→ Source extract:
begin

What fitting action did India take when under non-Congress rule? Who started to have a dialogue with Pakistan? Blame him! Who cowed down when kandahar episode took place. On the contrary, who divided Pakistan into 2 pieces? Who defeated Pakistan in 3 wars?


----------



## lywyre (Aug 7, 2013)

The other party was in rule for 6 years and 2 months overall (I may not be right with the time period). And I don't subscribe to that or particularly any other party. INC has been in the power since Independence. There were good decision makers at the helm. But after Indira Gandhi, and to an extent Rajiv, no body else took any decision. Globalisation also was brought as a 25th hour decision to avoid and impending economical collapse of our nation. That could/should have been done much earlier, or our economic policy should have changed accordingly. What Congress does is, just sit on a problem as long as they can, hoping a solution presents itself. 

These questions are not only for INC, but other national parties also:

* What is your idea of India as a nation?
* What is your foreign policy towards our nearest neighbours?
* What is your policy on terrorism?
* Do you have any action plan on weeding out internal terrorism/military factions (naxals, maoists etc)
* What is your policy on 
     -      - reservation system?
     -      - education?
     -      - GM Foods?
* Do you have any solution to control 
     -      - population
     -      - pollution
     -      - corruption
* Do they have any policy on weeding out caste system?
* Is there a time frame for any of the above?

end

→ Data records:
begin

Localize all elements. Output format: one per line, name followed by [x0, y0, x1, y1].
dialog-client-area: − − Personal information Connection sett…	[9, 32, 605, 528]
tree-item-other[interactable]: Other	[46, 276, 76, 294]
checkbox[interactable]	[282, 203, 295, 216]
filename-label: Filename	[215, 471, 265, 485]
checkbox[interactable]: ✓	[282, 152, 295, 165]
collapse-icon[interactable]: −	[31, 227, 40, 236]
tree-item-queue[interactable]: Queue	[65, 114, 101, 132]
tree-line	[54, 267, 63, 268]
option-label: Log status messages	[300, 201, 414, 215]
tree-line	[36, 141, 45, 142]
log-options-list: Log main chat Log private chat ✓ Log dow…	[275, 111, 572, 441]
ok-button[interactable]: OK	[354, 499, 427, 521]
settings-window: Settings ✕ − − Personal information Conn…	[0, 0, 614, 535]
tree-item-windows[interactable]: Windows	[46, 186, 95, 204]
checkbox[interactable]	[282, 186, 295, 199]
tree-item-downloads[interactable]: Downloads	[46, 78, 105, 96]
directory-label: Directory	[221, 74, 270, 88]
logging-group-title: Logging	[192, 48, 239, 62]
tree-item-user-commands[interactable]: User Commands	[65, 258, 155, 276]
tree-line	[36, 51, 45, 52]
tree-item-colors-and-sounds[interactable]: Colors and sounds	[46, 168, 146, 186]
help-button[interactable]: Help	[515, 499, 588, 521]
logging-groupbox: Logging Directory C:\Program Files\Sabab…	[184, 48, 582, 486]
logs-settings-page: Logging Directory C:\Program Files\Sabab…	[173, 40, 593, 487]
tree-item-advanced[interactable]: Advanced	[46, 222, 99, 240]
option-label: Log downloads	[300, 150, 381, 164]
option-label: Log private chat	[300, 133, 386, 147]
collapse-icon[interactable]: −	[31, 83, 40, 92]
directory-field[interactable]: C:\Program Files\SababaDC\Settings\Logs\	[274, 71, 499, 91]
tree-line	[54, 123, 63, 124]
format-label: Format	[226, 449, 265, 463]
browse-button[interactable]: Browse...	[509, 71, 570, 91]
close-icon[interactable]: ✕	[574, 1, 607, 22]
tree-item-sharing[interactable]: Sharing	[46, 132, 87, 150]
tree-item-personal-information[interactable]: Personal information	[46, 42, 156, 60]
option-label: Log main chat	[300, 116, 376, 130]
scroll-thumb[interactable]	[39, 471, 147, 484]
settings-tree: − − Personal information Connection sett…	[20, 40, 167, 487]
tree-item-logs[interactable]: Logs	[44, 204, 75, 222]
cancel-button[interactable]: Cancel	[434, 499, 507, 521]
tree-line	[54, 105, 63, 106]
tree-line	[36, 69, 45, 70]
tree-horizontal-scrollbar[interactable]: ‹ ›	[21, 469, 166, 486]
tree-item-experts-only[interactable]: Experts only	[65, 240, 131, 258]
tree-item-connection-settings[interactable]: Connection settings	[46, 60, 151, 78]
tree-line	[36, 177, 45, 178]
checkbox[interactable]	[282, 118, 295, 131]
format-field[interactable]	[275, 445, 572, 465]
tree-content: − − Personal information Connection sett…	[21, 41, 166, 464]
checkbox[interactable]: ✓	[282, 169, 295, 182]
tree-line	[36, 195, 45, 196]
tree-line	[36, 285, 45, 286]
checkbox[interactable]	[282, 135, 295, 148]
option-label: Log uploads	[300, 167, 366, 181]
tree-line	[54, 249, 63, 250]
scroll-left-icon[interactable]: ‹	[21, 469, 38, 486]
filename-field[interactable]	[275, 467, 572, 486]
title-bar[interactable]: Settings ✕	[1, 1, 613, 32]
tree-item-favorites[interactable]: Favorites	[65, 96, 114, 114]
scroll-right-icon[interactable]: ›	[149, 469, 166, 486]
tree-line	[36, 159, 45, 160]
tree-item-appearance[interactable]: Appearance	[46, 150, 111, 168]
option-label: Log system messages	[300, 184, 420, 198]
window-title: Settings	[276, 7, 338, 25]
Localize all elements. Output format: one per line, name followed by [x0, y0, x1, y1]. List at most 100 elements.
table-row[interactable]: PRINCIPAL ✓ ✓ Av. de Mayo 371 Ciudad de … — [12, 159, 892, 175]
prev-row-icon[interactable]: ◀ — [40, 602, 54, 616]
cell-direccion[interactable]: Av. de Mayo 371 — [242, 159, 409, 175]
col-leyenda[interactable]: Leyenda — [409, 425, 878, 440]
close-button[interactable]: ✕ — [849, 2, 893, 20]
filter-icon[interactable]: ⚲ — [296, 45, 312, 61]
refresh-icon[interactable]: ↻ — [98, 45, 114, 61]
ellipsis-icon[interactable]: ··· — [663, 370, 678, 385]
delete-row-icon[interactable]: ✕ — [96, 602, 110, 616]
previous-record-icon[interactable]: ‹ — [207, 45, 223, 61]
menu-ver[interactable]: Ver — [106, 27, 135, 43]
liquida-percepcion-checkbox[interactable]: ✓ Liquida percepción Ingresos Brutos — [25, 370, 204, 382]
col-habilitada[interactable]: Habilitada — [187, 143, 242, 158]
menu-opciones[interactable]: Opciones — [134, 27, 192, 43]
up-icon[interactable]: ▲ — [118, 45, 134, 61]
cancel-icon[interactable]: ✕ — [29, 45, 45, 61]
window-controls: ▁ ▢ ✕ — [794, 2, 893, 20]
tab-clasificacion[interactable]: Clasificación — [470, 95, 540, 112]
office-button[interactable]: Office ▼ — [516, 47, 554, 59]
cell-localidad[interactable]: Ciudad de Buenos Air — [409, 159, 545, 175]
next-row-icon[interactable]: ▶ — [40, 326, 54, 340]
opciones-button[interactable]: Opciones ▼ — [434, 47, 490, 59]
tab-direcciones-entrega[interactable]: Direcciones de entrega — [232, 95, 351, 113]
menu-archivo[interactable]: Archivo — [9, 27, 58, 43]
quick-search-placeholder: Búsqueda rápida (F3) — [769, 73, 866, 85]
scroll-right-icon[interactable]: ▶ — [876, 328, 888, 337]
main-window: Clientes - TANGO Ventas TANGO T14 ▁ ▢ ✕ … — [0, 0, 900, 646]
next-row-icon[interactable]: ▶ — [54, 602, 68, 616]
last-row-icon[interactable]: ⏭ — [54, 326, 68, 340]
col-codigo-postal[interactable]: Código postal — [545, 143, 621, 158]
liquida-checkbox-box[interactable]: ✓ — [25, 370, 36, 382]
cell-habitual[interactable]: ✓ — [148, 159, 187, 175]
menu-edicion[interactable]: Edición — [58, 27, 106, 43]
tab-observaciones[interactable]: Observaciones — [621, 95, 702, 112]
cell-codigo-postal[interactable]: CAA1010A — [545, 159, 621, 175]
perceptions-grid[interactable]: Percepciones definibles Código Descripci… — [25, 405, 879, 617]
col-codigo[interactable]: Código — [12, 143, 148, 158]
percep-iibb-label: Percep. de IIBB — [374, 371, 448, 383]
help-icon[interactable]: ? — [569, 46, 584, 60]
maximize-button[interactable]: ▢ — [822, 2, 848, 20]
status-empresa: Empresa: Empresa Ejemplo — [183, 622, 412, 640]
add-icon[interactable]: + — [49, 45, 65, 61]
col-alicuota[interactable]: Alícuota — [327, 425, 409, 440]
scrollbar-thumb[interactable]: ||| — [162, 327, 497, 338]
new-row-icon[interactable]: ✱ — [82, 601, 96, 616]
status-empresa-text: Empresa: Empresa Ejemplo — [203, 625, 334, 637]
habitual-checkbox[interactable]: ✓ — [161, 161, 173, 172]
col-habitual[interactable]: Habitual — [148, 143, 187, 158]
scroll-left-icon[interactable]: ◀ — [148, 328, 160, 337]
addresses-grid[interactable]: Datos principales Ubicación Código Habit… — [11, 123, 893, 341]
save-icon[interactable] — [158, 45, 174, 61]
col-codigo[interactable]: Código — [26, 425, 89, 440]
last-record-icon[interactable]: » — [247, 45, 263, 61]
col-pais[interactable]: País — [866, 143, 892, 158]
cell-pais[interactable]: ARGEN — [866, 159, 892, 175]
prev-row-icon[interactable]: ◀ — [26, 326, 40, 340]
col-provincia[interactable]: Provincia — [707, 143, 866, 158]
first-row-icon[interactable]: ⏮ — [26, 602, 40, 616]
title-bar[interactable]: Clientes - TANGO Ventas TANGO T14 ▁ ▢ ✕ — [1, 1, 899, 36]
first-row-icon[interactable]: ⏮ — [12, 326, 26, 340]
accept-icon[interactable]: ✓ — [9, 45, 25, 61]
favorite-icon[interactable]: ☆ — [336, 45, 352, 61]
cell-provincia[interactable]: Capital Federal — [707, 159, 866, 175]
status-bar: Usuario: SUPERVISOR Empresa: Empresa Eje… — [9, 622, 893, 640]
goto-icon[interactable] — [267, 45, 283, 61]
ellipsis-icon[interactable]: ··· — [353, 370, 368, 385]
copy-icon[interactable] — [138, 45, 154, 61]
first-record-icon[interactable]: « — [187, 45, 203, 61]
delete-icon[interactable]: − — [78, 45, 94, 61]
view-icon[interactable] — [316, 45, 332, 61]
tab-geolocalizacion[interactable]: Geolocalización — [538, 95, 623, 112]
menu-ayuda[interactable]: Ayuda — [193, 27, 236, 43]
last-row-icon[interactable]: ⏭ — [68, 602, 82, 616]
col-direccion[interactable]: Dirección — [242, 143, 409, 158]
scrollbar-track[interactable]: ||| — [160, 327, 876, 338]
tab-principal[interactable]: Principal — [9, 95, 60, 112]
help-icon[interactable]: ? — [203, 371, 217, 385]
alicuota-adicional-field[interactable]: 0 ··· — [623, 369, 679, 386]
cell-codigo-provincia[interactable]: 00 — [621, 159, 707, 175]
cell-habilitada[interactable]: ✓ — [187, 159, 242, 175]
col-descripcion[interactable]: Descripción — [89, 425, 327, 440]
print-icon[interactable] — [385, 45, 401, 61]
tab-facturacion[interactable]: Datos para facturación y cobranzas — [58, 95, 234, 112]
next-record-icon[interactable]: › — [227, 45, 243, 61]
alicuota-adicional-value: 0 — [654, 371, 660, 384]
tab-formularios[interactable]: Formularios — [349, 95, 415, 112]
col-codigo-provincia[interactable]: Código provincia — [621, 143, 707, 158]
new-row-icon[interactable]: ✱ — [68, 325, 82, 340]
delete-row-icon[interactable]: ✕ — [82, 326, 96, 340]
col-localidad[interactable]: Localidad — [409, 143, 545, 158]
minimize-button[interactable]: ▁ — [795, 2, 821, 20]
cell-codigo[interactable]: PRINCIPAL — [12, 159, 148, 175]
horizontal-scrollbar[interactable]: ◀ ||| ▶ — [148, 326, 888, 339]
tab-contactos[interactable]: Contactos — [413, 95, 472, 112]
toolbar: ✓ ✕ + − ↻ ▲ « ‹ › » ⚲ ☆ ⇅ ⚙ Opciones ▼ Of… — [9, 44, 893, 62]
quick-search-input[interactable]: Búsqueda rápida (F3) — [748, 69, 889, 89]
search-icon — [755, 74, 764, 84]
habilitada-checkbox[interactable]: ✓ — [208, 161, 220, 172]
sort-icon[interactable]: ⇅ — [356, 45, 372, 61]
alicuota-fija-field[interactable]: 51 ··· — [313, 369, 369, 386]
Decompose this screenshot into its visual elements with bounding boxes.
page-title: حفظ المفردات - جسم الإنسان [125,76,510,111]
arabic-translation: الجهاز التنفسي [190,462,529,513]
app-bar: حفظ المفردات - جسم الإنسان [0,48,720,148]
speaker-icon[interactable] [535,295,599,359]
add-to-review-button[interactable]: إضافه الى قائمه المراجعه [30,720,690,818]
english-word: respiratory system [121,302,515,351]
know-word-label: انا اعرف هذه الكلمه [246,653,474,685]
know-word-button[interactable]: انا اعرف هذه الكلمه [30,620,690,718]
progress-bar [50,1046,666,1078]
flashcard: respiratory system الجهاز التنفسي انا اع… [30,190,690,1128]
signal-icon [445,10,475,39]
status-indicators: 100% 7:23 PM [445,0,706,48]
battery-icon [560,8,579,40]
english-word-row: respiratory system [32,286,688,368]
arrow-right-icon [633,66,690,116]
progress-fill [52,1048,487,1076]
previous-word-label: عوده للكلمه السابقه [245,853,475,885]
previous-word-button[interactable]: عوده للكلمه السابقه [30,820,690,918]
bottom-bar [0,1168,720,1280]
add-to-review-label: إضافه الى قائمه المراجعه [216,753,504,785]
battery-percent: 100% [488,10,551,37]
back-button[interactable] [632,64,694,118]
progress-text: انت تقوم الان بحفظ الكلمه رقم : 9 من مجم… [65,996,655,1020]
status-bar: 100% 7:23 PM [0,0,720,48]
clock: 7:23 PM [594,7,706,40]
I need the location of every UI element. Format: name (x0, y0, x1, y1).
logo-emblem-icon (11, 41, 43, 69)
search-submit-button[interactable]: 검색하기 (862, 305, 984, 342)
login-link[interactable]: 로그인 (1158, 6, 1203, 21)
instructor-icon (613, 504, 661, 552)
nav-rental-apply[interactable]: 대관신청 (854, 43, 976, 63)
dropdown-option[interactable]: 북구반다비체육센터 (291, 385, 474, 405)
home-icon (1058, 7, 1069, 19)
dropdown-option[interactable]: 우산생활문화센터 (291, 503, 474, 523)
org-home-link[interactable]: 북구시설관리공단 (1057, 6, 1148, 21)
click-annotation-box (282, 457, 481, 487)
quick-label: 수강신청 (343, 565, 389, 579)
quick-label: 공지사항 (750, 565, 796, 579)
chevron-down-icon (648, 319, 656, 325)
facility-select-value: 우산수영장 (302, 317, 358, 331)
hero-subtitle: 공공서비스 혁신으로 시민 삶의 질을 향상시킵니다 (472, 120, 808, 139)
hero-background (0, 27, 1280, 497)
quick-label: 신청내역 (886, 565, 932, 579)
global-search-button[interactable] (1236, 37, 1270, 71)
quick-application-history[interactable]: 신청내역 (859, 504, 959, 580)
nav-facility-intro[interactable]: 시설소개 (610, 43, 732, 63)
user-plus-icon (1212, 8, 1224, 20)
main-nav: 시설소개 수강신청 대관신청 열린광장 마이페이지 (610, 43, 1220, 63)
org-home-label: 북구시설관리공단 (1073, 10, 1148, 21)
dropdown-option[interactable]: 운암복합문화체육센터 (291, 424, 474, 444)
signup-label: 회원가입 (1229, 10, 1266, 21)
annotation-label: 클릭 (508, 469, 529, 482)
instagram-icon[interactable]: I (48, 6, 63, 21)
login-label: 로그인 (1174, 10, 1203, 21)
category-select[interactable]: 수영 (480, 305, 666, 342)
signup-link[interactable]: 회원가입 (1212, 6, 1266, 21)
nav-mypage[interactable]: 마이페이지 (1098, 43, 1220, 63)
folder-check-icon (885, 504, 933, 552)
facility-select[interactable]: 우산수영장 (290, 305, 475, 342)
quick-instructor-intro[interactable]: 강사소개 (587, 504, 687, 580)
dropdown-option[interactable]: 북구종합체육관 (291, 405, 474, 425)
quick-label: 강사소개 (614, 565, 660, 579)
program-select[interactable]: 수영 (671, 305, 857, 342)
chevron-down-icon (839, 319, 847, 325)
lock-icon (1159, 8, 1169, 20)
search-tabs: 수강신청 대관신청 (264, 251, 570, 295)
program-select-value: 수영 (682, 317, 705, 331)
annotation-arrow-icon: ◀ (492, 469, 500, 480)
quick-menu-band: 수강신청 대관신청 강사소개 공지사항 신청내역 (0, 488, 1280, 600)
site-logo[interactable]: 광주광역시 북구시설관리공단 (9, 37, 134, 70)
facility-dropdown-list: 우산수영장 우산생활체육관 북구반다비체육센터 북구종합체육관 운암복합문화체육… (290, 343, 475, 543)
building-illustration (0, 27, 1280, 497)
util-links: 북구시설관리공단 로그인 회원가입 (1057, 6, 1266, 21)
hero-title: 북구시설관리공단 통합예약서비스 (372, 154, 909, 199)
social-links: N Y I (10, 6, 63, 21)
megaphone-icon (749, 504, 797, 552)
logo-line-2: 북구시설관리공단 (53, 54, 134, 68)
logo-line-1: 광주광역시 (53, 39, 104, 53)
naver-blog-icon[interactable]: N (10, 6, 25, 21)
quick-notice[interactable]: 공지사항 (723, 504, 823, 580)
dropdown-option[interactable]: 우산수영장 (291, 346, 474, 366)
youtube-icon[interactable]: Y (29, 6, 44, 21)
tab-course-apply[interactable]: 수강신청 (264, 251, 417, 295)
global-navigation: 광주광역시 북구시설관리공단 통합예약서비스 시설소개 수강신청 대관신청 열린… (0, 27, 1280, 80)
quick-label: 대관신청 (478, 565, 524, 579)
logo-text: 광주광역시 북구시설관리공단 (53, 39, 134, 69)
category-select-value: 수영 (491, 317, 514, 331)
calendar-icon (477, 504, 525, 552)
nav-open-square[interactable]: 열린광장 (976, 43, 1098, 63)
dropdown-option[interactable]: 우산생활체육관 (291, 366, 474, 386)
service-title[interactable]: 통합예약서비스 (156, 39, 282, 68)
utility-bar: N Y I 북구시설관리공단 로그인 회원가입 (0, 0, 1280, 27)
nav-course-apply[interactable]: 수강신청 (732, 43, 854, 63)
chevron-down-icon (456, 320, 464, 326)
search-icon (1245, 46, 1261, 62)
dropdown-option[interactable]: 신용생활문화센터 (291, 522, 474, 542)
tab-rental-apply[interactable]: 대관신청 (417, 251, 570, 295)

end

→ To do:
Can you transcribe the forum thread from "These questions are" to "policy on terrorism?"? The data comes from a separate source that has nothing to do with the forum thread.

→ Solution to the problem:
These questions are not only for INC, but other national parties also:

* What is your idea of India as a nation?
* What is your foreign policy towards our nearest neighbours?
* What is your policy on terrorism?